→ **Task goal**
Make an exact copy of each entry, leaving out every picture.

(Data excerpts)
+---+

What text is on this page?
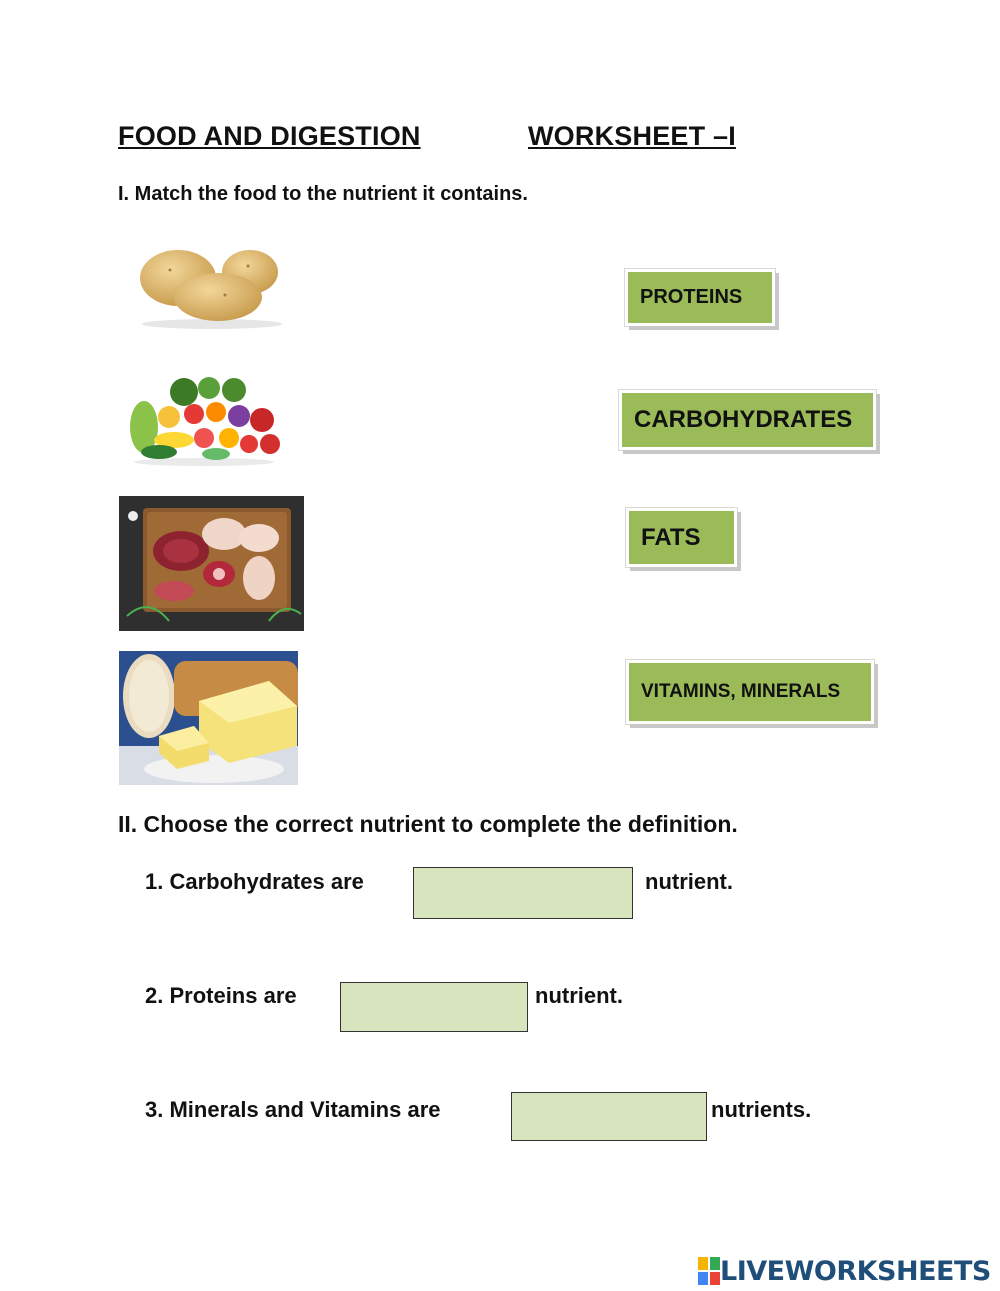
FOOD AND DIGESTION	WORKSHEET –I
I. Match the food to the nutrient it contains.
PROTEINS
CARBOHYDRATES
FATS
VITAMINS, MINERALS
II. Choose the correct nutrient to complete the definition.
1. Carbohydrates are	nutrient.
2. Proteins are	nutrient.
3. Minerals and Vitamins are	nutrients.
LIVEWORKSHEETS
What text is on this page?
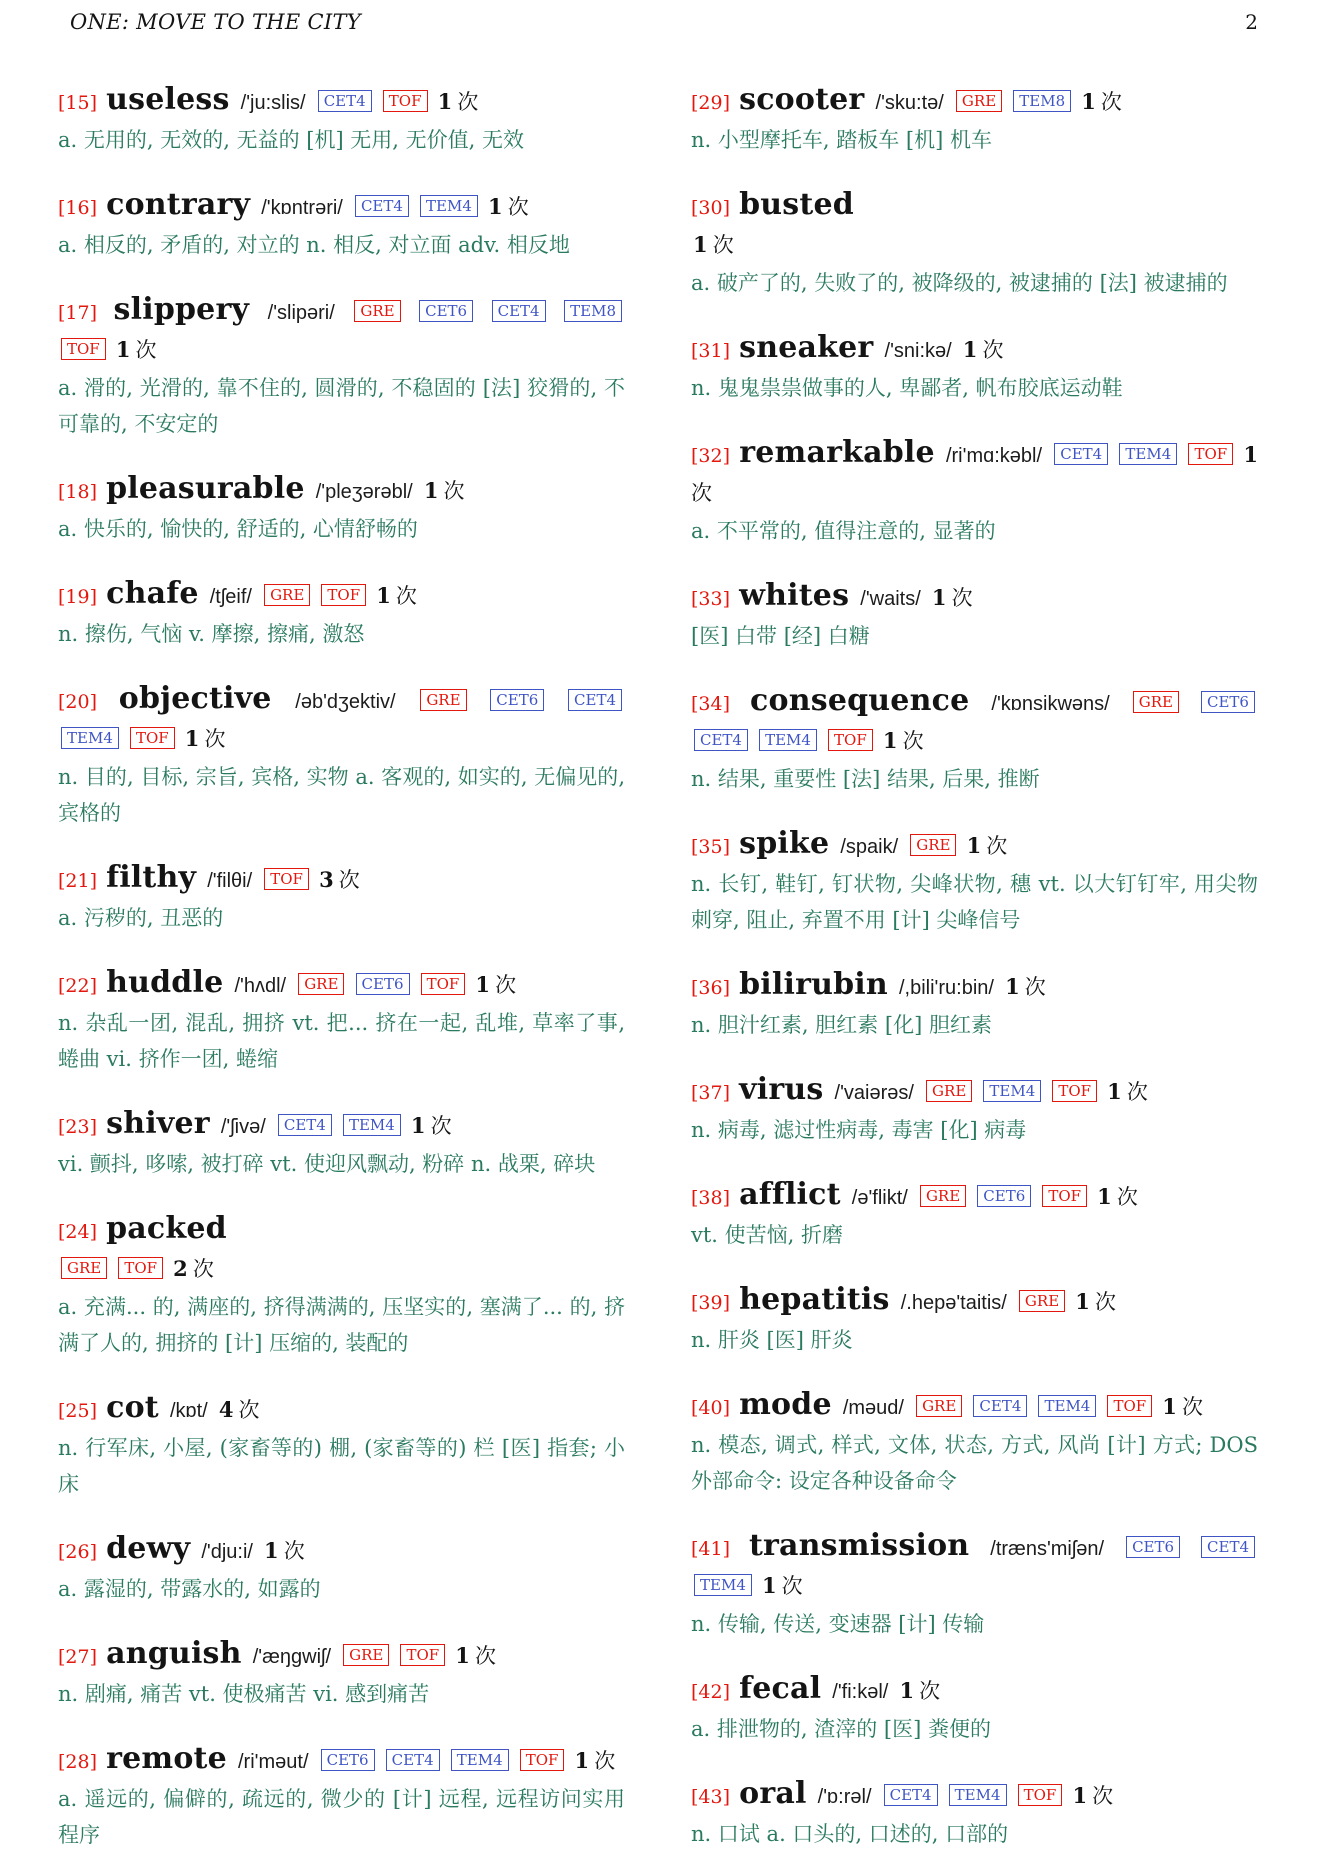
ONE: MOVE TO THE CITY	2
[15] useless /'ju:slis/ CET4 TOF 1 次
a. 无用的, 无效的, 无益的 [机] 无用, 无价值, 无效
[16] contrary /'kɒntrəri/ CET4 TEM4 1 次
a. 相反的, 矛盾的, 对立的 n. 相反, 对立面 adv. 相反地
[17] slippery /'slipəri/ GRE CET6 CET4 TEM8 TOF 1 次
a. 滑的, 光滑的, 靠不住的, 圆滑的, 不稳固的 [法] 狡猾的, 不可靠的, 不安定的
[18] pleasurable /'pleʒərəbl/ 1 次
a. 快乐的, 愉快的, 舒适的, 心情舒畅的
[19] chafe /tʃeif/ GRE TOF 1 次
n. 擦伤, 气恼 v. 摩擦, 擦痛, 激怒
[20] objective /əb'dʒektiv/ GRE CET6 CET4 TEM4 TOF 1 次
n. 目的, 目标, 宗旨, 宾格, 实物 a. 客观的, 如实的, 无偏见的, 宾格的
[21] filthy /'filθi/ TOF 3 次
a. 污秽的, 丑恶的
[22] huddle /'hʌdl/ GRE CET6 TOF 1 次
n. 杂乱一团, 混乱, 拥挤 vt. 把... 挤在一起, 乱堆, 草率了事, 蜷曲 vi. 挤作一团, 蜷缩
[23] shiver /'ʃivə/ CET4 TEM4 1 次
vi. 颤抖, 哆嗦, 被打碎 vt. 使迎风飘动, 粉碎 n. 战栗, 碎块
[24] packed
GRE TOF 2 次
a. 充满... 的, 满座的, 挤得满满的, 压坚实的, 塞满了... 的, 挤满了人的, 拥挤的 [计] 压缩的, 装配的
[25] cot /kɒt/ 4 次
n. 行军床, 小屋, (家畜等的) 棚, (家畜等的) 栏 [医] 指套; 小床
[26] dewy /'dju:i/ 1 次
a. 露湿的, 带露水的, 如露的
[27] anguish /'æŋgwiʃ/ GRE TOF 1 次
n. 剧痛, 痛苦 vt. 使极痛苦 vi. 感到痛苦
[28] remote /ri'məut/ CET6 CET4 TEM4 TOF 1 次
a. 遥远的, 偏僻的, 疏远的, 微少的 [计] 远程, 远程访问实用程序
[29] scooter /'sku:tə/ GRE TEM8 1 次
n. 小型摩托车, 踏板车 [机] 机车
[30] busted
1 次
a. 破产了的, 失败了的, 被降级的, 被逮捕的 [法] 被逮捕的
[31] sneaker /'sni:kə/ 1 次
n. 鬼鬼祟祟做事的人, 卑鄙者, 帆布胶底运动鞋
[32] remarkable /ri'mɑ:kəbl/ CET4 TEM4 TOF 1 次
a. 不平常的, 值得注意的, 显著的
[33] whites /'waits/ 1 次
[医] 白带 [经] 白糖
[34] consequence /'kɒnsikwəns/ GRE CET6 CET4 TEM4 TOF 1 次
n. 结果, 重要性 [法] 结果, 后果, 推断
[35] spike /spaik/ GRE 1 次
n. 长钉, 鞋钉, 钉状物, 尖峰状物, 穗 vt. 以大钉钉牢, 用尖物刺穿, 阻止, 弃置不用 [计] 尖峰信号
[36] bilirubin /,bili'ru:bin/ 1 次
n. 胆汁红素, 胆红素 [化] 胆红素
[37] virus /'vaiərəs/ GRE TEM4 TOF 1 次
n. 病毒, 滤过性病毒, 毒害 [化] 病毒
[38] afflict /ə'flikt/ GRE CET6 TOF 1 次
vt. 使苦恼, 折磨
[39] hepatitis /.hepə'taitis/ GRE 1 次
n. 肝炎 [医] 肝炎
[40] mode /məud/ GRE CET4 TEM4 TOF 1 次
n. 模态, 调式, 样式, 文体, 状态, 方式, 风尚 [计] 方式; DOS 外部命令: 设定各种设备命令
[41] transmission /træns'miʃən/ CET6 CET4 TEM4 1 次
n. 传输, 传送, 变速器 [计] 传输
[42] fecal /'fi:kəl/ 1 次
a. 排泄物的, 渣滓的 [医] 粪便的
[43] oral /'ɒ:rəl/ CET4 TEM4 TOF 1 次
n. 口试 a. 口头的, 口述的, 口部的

+---+

→ **Problem solution**
What text is on this page?
FOOD AND DIGESTION	WORKSHEET –I
I. Match the food to the nutrient it contains.
PROTEINS
CARBOHYDRATES
FATS
VITAMINS, MINERALS
II. Choose the correct nutrient to complete the definition.
1. Carbohydrates are	nutrient.
2. Proteins are	nutrient.
3. Minerals and Vitamins are	nutrients.
LIVEWORKSHEETS
What text is on this page?
ONE: MOVE TO THE CITY	2
[15] useless /'ju:slis/ CET4 TOF 1 次
a. 无用的, 无效的, 无益的 [机] 无用, 无价值, 无效
[16] contrary /'kɒntrəri/ CET4 TEM4 1 次
a. 相反的, 矛盾的, 对立的 n. 相反, 对立面 adv. 相反地
[17] slippery /'slipəri/ GRE CET6 CET4 TEM8 TOF 1 次
a. 滑的, 光滑的, 靠不住的, 圆滑的, 不稳固的 [法] 狡猾的, 不可靠的, 不安定的
[18] pleasurable /'pleʒərəbl/ 1 次
a. 快乐的, 愉快的, 舒适的, 心情舒畅的
[19] chafe /tʃeif/ GRE TOF 1 次
n. 擦伤, 气恼 v. 摩擦, 擦痛, 激怒
[20] objective /əb'dʒektiv/ GRE CET6 CET4 TEM4 TOF 1 次
n. 目的, 目标, 宗旨, 宾格, 实物 a. 客观的, 如实的, 无偏见的, 宾格的
[21] filthy /'filθi/ TOF 3 次
a. 污秽的, 丑恶的
[22] huddle /'hʌdl/ GRE CET6 TOF 1 次
n. 杂乱一团, 混乱, 拥挤 vt. 把... 挤在一起, 乱堆, 草率了事, 蜷曲 vi. 挤作一团, 蜷缩
[23] shiver /'ʃivə/ CET4 TEM4 1 次
vi. 颤抖, 哆嗦, 被打碎 vt. 使迎风飘动, 粉碎 n. 战栗, 碎块
[24] packed
GRE TOF 2 次
a. 充满... 的, 满座的, 挤得满满的, 压坚实的, 塞满了... 的, 挤满了人的, 拥挤的 [计] 压缩的, 装配的
[25] cot /kɒt/ 4 次
n. 行军床, 小屋, (家畜等的) 棚, (家畜等的) 栏 [医] 指套; 小床
[26] dewy /'dju:i/ 1 次
a. 露湿的, 带露水的, 如露的
[27] anguish /'æŋgwiʃ/ GRE TOF 1 次
n. 剧痛, 痛苦 vt. 使极痛苦 vi. 感到痛苦
[28] remote /ri'məut/ CET6 CET4 TEM4 TOF 1 次
a. 遥远的, 偏僻的, 疏远的, 微少的 [计] 远程, 远程访问实用程序
[29] scooter /'sku:tə/ GRE TEM8 1 次
n. 小型摩托车, 踏板车 [机] 机车
[30] busted
1 次
a. 破产了的, 失败了的, 被降级的, 被逮捕的 [法] 被逮捕的
[31] sneaker /'sni:kə/ 1 次
n. 鬼鬼祟祟做事的人, 卑鄙者, 帆布胶底运动鞋
[32] remarkable /ri'mɑ:kəbl/ CET4 TEM4 TOF 1 次
a. 不平常的, 值得注意的, 显著的
[33] whites /'waits/ 1 次
[医] 白带 [经] 白糖
[34] consequence /'kɒnsikwəns/ GRE CET6 CET4 TEM4 TOF 1 次
n. 结果, 重要性 [法] 结果, 后果, 推断
[35] spike /spaik/ GRE 1 次
n. 长钉, 鞋钉, 钉状物, 尖峰状物, 穗 vt. 以大钉钉牢, 用尖物刺穿, 阻止, 弃置不用 [计] 尖峰信号
[36] bilirubin /,bili'ru:bin/ 1 次
n. 胆汁红素, 胆红素 [化] 胆红素
[37] virus /'vaiərəs/ GRE TEM4 TOF 1 次
n. 病毒, 滤过性病毒, 毒害 [化] 病毒
[38] afflict /ə'flikt/ GRE CET6 TOF 1 次
vt. 使苦恼, 折磨
[39] hepatitis /.hepə'taitis/ GRE 1 次
n. 肝炎 [医] 肝炎
[40] mode /məud/ GRE CET4 TEM4 TOF 1 次
n. 模态, 调式, 样式, 文体, 状态, 方式, 风尚 [计] 方式; DOS 外部命令: 设定各种设备命令
[41] transmission /træns'miʃən/ CET6 CET4 TEM4 1 次
n. 传输, 传送, 变速器 [计] 传输
[42] fecal /'fi:kəl/ 1 次
a. 排泄物的, 渣滓的 [医] 粪便的
[43] oral /'ɒ:rəl/ CET4 TEM4 TOF 1 次
n. 口试 a. 口头的, 口述的, 口部的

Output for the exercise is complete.